_Provided records_
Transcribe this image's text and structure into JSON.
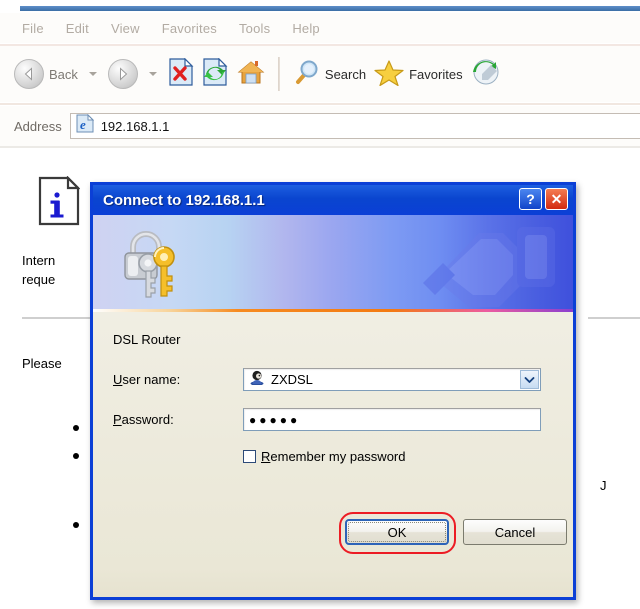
{
  "browser": {
    "menu": [
      "File",
      "Edit",
      "View",
      "Favorites",
      "Tools",
      "Help"
    ],
    "toolbar": {
      "back_label": "Back",
      "back_icon": "arrow-left-icon",
      "forward_icon": "arrow-right-icon",
      "stop_icon": "stop-page-icon",
      "refresh_icon": "refresh-icon",
      "home_icon": "home-icon",
      "search_label": "Search",
      "search_icon": "magnifier-icon",
      "favorites_label": "Favorites",
      "favorites_icon": "star-icon",
      "media_icon": "media-history-icon"
    },
    "address": {
      "label": "Address",
      "value": "192.168.1.1",
      "icon": "ie-page-icon"
    }
  },
  "page": {
    "info_icon": "information-page-icon",
    "line1": "Intern",
    "line2": "reque",
    "line3": "Please",
    "right_char": "J",
    "bullets": [
      "",
      "",
      ""
    ]
  },
  "dialog": {
    "title": "Connect to 192.168.1.1",
    "help_button": "?",
    "close_button": "✕",
    "banner_icon": "keys-padlock-icon",
    "realm": "DSL Router",
    "username": {
      "label_before": "",
      "label_accel": "U",
      "label_after": "ser name:",
      "value": "ZXDSL",
      "icon": "user-head-icon",
      "dropdown_icon": "chevron-down-icon"
    },
    "password": {
      "label_accel": "P",
      "label_after": "assword:",
      "value": "●●●●●"
    },
    "remember": {
      "label_accel": "R",
      "label_after": "emember my password",
      "checked": false
    },
    "ok_label": "OK",
    "cancel_label": "Cancel",
    "annotation_color": "#ec1c24"
  }
}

_Goal_
Tally the lines of the records holding the word "password", then give only the resulting number.

_The completed task_
2